Task: Rewrite the entries from the very beginning through the line containing "- page-number: 8: [635, 877, 642, 891]", putting "non-executive director" wherever "independent director" appears and leaving all else as it is.

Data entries

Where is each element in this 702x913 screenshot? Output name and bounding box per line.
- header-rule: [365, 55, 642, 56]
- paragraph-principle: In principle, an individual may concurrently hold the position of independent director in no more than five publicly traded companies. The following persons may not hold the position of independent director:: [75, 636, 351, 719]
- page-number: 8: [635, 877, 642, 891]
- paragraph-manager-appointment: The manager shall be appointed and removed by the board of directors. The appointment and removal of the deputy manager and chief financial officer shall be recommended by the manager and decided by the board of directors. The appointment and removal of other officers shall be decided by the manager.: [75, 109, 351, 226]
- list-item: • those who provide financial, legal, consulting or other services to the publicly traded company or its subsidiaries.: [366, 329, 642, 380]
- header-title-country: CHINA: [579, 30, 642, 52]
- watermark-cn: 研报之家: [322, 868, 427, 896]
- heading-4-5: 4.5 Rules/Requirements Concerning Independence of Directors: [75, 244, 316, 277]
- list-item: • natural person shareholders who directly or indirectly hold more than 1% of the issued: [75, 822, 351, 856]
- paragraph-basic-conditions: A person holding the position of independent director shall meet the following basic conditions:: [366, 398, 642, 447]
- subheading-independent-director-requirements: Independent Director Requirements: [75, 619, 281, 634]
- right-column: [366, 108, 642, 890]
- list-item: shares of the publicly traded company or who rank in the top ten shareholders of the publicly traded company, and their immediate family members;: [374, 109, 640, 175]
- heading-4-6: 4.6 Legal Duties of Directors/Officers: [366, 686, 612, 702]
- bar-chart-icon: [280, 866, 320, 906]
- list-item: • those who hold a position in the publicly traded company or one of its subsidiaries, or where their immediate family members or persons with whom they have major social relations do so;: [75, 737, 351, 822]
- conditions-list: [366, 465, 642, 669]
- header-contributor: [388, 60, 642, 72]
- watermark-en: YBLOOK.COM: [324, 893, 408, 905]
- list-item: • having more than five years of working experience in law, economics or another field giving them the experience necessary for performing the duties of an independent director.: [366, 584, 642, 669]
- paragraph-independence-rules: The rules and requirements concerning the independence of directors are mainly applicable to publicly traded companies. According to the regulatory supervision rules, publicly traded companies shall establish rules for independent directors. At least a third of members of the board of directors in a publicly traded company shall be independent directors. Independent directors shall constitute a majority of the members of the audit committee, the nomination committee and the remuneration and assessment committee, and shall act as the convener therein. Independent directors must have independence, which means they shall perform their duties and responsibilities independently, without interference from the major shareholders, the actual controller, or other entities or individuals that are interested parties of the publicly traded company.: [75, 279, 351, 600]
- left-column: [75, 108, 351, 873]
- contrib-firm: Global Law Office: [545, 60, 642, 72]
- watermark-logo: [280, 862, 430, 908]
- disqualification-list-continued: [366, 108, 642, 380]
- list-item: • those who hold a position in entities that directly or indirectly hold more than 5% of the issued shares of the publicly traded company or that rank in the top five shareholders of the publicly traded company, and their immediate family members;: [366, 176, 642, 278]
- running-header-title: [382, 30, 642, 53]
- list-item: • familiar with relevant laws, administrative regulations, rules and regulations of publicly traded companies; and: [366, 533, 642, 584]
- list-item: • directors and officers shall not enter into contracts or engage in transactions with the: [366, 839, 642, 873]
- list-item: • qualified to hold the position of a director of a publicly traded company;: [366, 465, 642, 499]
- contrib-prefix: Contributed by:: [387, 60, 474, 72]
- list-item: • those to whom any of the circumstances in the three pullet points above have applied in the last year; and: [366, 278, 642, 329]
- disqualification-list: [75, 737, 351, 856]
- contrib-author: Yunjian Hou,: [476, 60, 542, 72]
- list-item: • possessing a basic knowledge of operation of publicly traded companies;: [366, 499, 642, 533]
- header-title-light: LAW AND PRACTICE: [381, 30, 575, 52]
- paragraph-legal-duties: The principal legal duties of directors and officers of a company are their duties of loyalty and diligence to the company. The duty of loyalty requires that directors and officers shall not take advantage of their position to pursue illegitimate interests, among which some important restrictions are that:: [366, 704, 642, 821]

Written response:
Where is each element in this 702x913 screenshot? Output name and bounding box per line.
- header-rule: [365, 55, 642, 56]
- paragraph-principle: In principle, an individual may concurrently hold the position of non-executive director in no more than five publicly traded companies. The following persons may not hold the position of non-executive director:: [75, 636, 351, 719]
- page-number: 8: [635, 877, 642, 891]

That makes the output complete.